* Material provided:

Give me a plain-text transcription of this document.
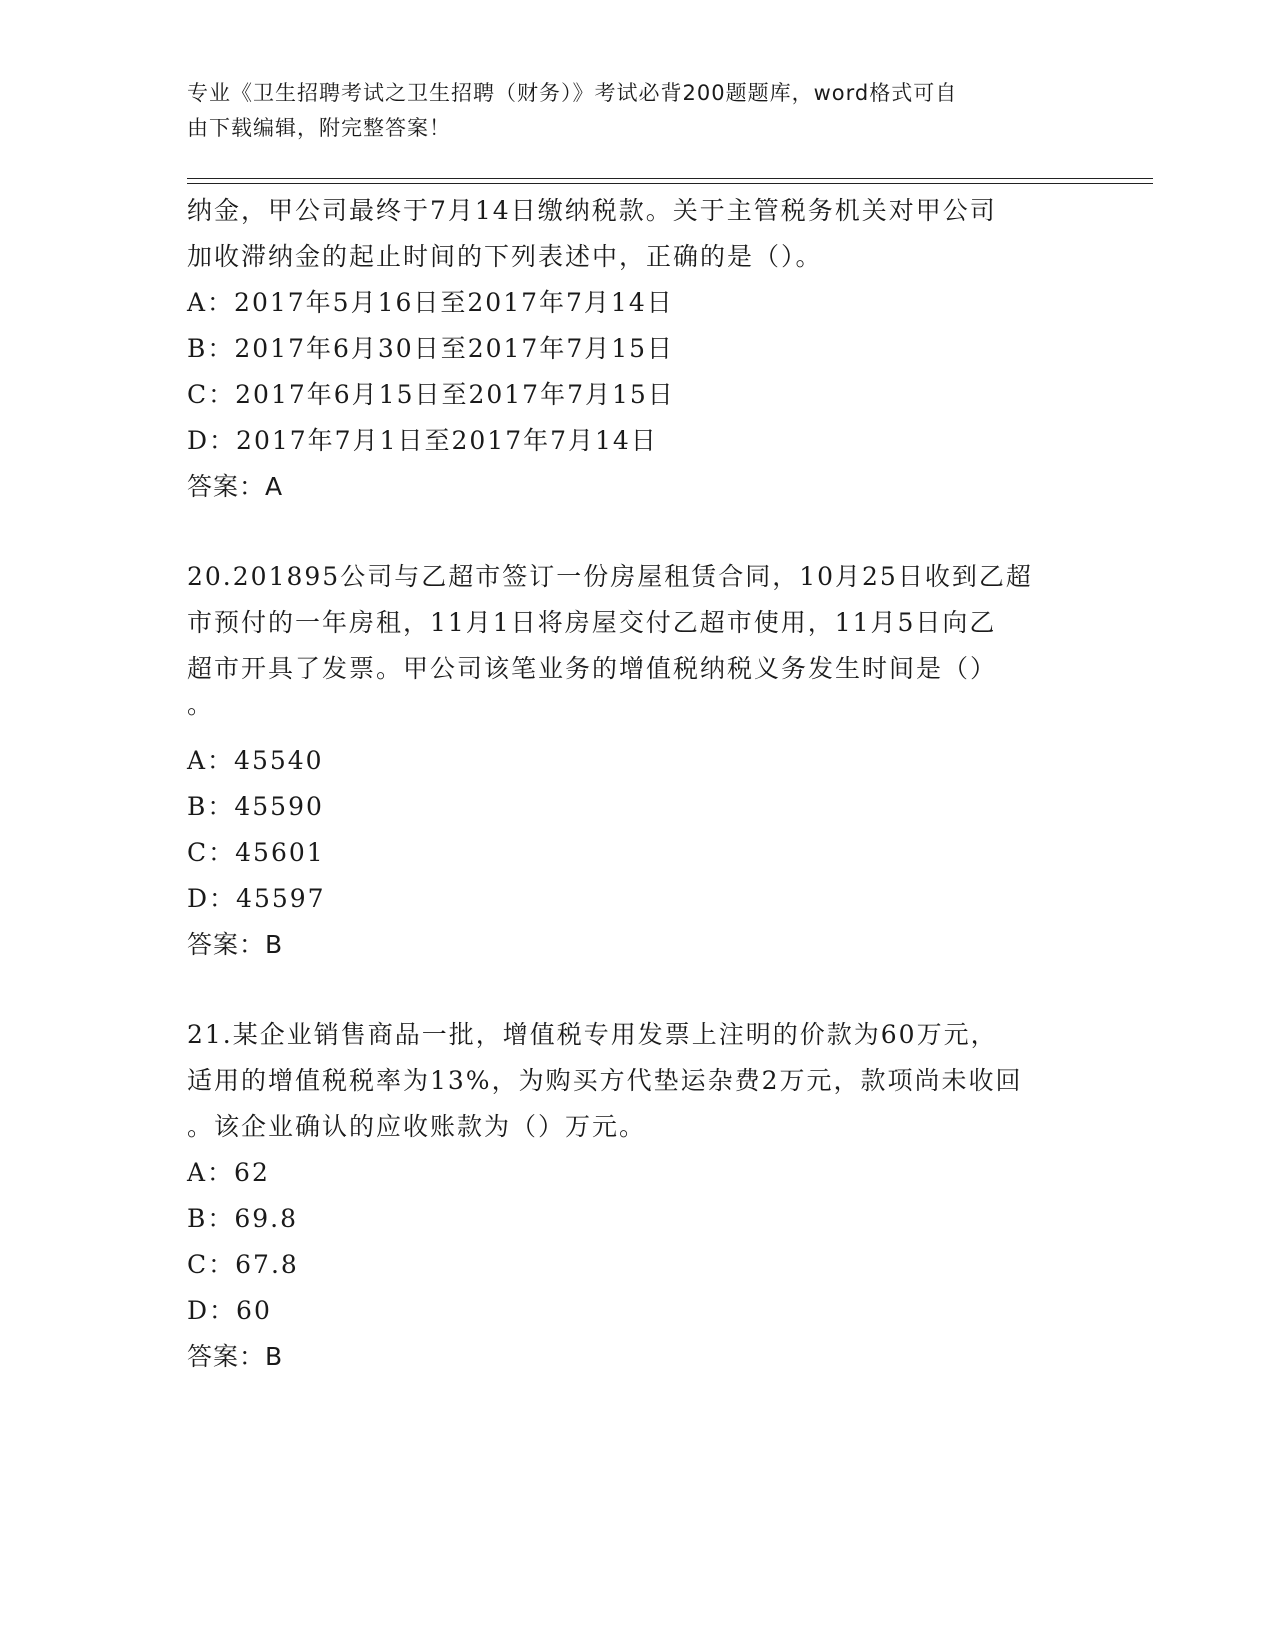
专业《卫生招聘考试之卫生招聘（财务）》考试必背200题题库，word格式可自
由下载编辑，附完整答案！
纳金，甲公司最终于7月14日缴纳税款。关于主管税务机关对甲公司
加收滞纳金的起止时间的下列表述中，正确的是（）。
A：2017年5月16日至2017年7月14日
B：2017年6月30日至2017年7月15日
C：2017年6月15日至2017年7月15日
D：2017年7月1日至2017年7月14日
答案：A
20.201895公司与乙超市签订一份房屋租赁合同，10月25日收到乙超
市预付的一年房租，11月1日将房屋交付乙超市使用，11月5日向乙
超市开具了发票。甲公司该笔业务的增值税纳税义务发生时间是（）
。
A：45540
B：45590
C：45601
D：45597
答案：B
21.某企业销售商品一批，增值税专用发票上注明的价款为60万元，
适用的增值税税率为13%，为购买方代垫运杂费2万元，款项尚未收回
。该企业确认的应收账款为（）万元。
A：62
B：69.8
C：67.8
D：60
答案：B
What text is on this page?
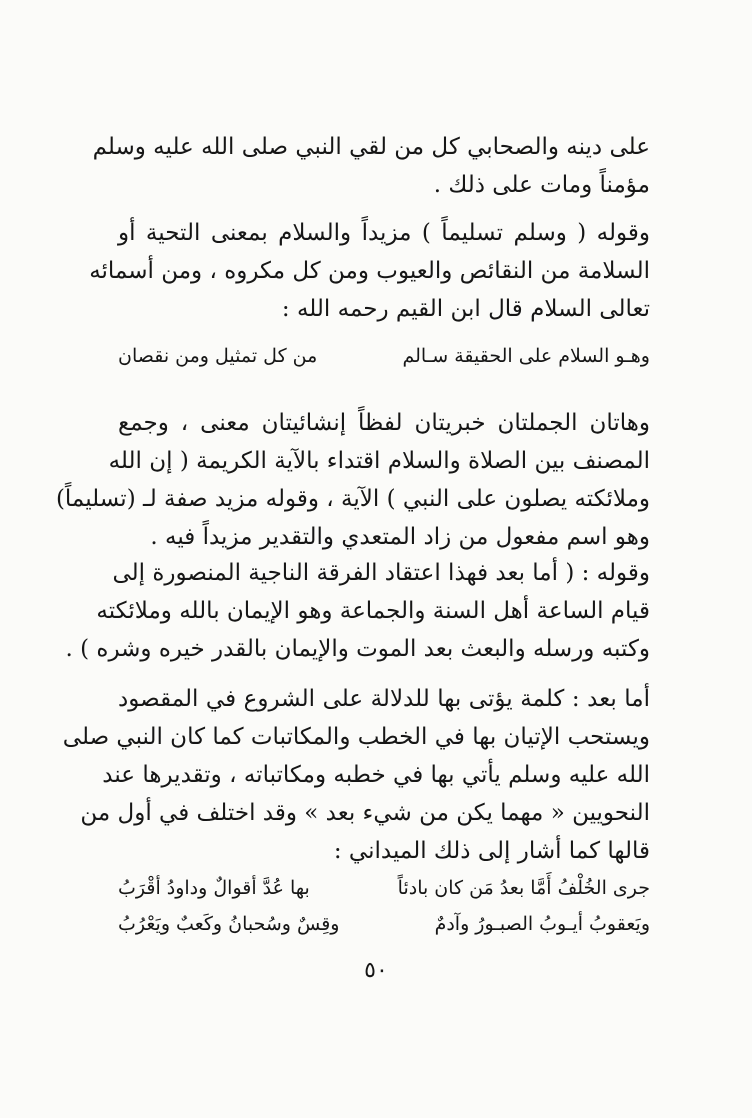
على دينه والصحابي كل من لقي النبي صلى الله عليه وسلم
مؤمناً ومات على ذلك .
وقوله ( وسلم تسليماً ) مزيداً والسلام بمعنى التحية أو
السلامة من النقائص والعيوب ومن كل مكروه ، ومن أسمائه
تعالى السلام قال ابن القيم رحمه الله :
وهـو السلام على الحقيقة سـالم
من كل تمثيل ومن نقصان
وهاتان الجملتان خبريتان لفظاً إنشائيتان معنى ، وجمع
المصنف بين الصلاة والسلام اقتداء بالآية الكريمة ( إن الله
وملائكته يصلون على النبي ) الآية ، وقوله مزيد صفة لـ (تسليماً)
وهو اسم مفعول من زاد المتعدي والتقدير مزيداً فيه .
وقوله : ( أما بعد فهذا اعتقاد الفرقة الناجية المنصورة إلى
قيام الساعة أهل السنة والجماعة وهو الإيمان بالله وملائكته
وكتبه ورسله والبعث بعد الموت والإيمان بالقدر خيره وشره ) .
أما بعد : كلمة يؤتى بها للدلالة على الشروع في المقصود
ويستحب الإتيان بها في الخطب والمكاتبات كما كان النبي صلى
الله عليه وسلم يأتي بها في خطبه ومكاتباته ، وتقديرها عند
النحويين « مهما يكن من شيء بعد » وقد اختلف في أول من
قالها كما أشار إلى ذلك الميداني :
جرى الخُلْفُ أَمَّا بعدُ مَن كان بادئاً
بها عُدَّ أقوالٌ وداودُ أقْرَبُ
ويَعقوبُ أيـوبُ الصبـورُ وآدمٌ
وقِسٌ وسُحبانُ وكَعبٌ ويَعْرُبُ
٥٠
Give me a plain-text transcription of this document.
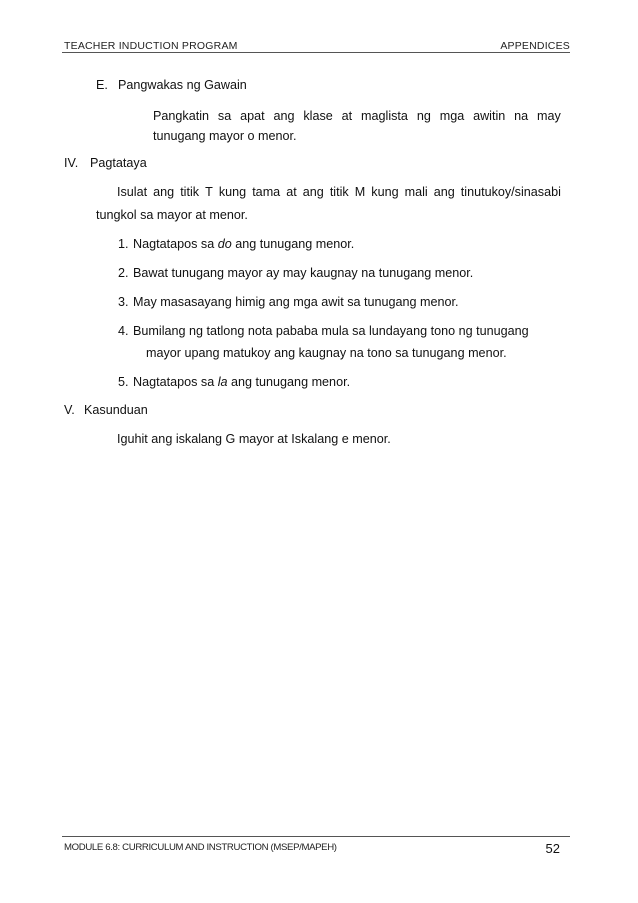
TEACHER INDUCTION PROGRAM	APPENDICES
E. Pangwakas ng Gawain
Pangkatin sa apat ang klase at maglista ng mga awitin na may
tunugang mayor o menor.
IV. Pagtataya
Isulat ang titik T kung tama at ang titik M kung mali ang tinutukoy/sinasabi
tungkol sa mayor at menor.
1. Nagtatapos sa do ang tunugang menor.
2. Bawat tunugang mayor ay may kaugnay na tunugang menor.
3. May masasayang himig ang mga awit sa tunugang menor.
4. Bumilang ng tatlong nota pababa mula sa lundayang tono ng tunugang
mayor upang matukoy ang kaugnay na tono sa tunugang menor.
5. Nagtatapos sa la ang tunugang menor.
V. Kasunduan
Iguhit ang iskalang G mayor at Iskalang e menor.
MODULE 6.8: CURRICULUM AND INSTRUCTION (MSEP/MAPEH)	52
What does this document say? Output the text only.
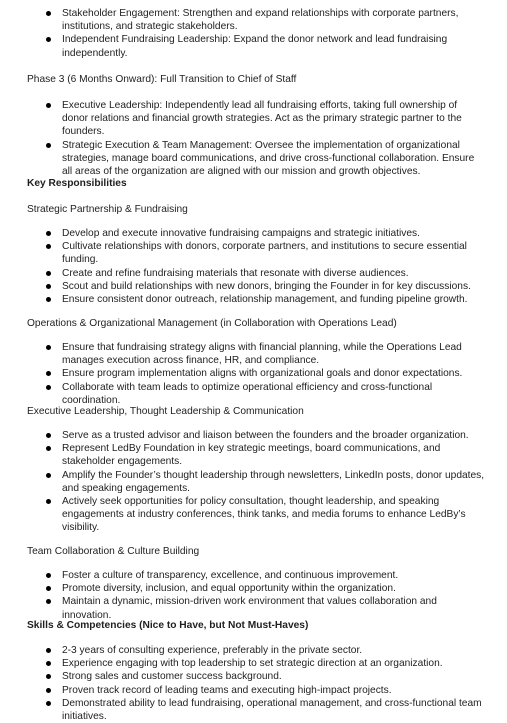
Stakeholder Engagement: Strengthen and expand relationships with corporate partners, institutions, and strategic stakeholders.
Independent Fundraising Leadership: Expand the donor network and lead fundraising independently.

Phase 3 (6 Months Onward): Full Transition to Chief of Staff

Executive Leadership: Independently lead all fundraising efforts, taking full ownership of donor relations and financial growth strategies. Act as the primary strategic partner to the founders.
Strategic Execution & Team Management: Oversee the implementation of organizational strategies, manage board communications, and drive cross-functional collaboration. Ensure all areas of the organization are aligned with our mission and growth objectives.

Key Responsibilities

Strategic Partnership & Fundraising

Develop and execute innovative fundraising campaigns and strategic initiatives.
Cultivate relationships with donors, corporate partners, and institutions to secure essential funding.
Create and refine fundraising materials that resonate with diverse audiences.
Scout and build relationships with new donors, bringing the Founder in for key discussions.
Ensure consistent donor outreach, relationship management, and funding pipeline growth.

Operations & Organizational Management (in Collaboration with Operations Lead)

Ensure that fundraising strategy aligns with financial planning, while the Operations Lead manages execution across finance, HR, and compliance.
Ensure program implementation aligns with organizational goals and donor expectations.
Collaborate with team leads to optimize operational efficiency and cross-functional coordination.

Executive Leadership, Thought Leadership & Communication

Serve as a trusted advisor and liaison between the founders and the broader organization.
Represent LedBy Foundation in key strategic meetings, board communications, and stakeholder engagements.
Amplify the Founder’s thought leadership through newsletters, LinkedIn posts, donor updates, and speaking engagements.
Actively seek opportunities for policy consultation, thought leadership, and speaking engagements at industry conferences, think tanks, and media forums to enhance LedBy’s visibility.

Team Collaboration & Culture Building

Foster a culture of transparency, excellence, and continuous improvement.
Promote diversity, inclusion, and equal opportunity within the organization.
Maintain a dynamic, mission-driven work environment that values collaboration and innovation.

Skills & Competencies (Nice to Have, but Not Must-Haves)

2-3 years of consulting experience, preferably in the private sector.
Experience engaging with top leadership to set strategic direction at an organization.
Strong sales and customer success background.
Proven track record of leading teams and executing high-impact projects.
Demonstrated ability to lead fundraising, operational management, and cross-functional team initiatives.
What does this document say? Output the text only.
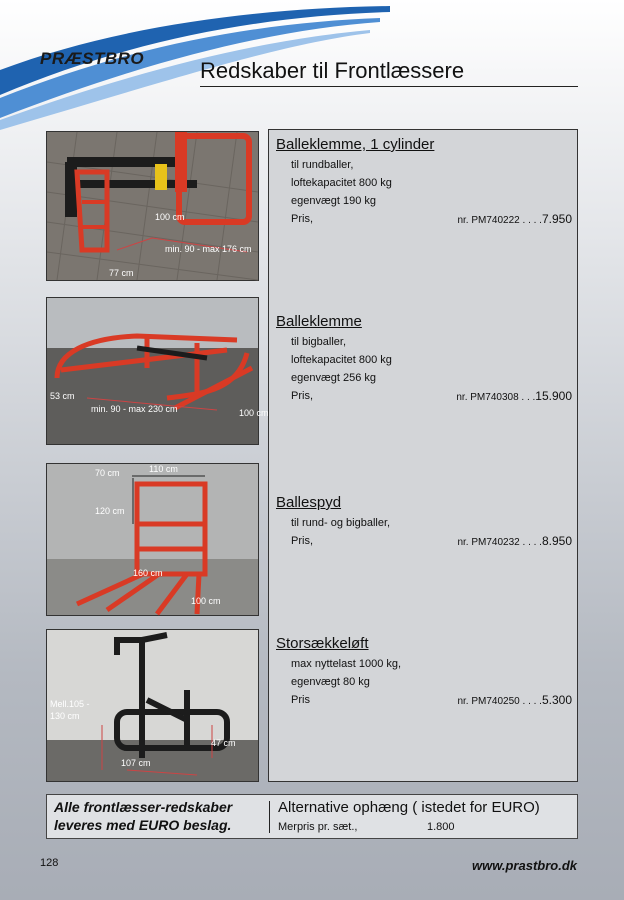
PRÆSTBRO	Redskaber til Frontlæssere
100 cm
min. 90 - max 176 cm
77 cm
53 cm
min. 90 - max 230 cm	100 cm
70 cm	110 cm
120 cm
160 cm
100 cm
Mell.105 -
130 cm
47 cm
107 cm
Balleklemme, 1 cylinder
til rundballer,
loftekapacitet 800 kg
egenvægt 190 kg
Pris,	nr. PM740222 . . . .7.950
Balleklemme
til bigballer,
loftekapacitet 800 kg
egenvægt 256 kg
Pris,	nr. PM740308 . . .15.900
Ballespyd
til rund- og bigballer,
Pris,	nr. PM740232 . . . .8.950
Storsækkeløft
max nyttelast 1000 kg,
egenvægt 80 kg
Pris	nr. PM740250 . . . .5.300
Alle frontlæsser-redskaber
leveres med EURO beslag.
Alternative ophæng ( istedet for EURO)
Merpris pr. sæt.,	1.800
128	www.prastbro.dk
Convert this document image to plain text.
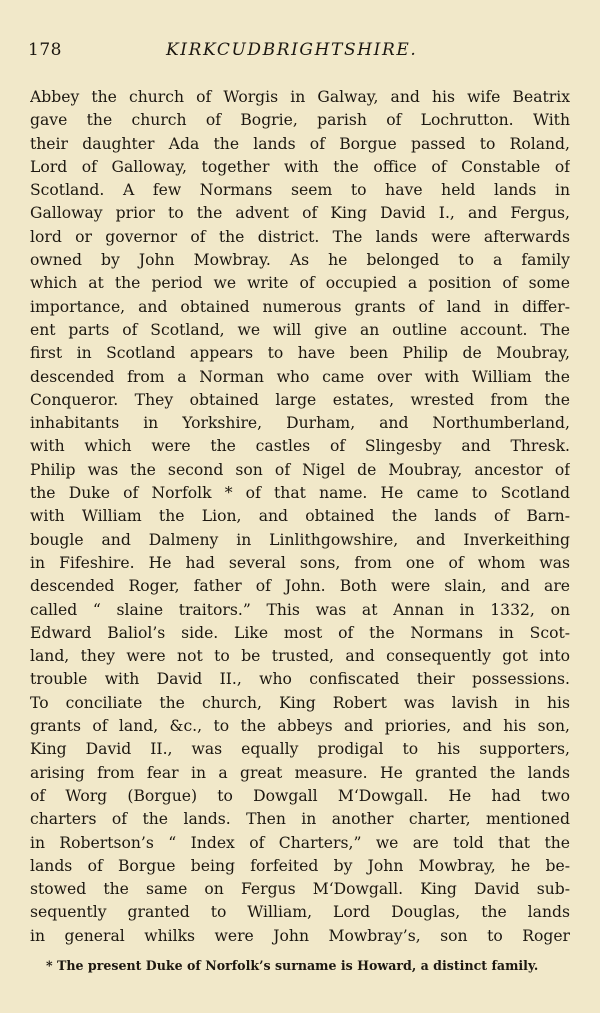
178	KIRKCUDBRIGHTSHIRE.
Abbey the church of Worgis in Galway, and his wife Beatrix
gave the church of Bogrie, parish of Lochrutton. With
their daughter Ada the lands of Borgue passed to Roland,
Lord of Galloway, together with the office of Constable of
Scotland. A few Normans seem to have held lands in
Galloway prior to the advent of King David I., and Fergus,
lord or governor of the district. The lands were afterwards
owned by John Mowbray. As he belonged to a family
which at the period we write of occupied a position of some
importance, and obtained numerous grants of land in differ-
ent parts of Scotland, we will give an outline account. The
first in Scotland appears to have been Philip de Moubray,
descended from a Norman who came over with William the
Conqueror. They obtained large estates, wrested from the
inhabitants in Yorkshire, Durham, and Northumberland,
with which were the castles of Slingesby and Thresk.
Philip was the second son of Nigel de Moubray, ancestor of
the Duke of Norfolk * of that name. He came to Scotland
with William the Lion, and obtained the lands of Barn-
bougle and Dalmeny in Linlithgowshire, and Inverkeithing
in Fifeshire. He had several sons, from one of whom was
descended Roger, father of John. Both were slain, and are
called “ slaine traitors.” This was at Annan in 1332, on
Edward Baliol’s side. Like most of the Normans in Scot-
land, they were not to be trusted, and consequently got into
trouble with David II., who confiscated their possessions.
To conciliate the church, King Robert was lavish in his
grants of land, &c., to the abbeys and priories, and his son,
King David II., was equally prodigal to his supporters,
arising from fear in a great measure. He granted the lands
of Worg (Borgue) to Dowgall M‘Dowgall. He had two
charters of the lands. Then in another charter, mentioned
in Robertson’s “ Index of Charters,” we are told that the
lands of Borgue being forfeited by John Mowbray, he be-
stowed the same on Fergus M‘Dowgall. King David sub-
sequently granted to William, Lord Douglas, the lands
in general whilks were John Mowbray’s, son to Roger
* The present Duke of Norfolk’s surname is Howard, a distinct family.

* Exercise prompt: Look over the records above and copy each line that includes the string "corporate".

* Reply to the task:
Stakeholder Engagement: Strengthen and expand relationships with corporate partners, institutions, and strategic stakeholders.
Cultivate relationships with donors, corporate partners, and institutions to secure essential funding.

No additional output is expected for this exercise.